* [What this task involves]:
Omit all pictures, then retype the data exactly as given.

* [Data]:
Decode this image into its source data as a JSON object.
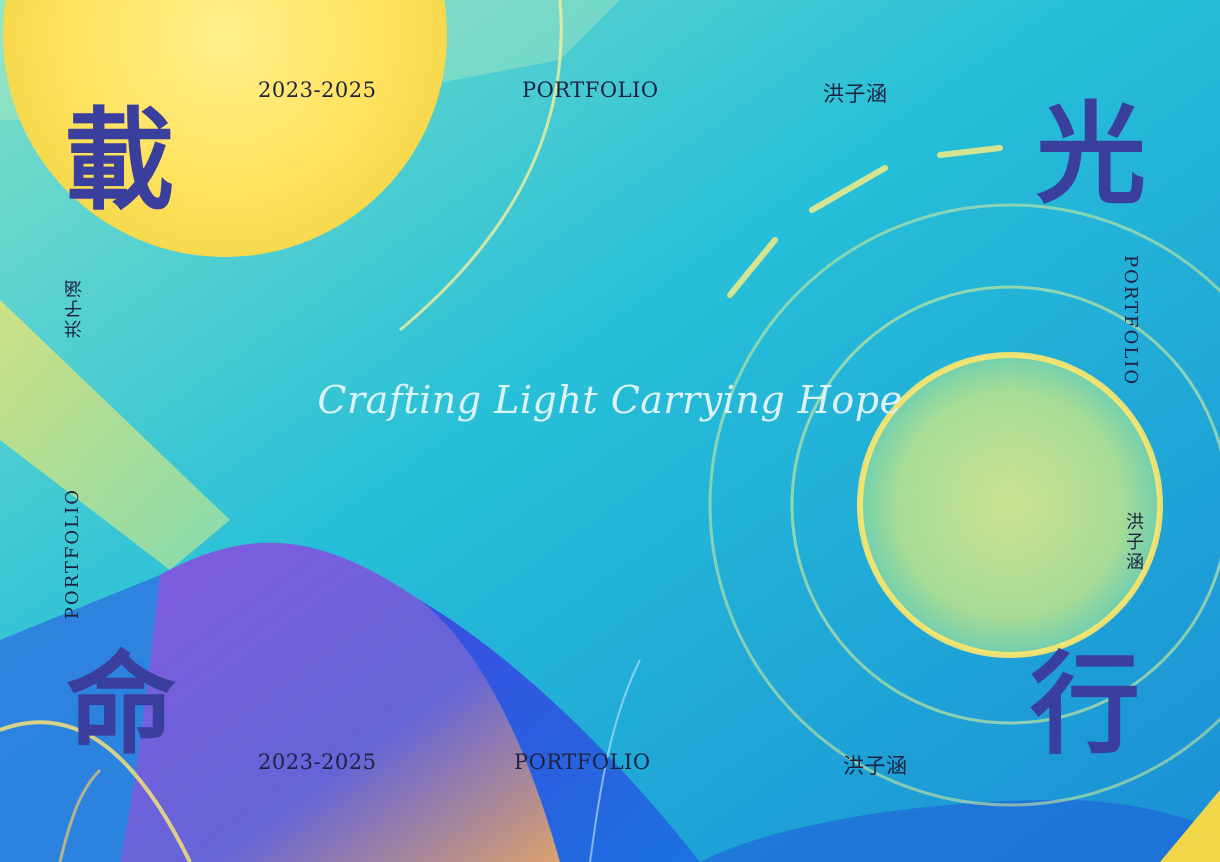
{
  "header": {
    "years": "2023-2025",
    "portfolio": "PORTFOLIO",
    "author": "洪子涵"
  },
  "footer": {
    "years": "2023-2025",
    "portfolio": "PORTFOLIO",
    "author": "洪子涵"
  },
  "left_side": {
    "author": "洪子涵",
    "portfolio": "PORTFOLIO"
  },
  "right_side": {
    "portfolio": "PORTFOLIO",
    "author": "洪子涵"
  },
  "corner_chars": {
    "top_left": "載",
    "top_right": "光",
    "bottom_left": "命",
    "bottom_right": "行"
  },
  "tagline": "Crafting Light Carrying Hope",
  "colors": {
    "sky_cyan": "#1fb3d4",
    "sun_yellow": "#ffe05a",
    "violet": "#7b4fd6",
    "deep_blue": "#2a4fd0",
    "ink": "#3a3f9e"
  }
}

* [Solution to this problem]:
Decode this image into its source data as a JSON object.
{
  "header": {
    "years": "2023-2025",
    "portfolio": "PORTFOLIO",
    "author": "洪子涵"
  },
  "footer": {
    "years": "2023-2025",
    "portfolio": "PORTFOLIO",
    "author": "洪子涵"
  },
  "left_side": {
    "author": "洪子涵",
    "portfolio": "PORTFOLIO"
  },
  "right_side": {
    "portfolio": "PORTFOLIO",
    "author": "洪子涵"
  },
  "corner_chars": {
    "top_left": "載",
    "top_right": "光",
    "bottom_left": "命",
    "bottom_right": "行"
  },
  "tagline": "Crafting Light Carrying Hope",
  "colors": {
    "sky_cyan": "#1fb3d4",
    "sun_yellow": "#ffe05a",
    "violet": "#7b4fd6",
    "deep_blue": "#2a4fd0",
    "ink": "#3a3f9e"
  }
}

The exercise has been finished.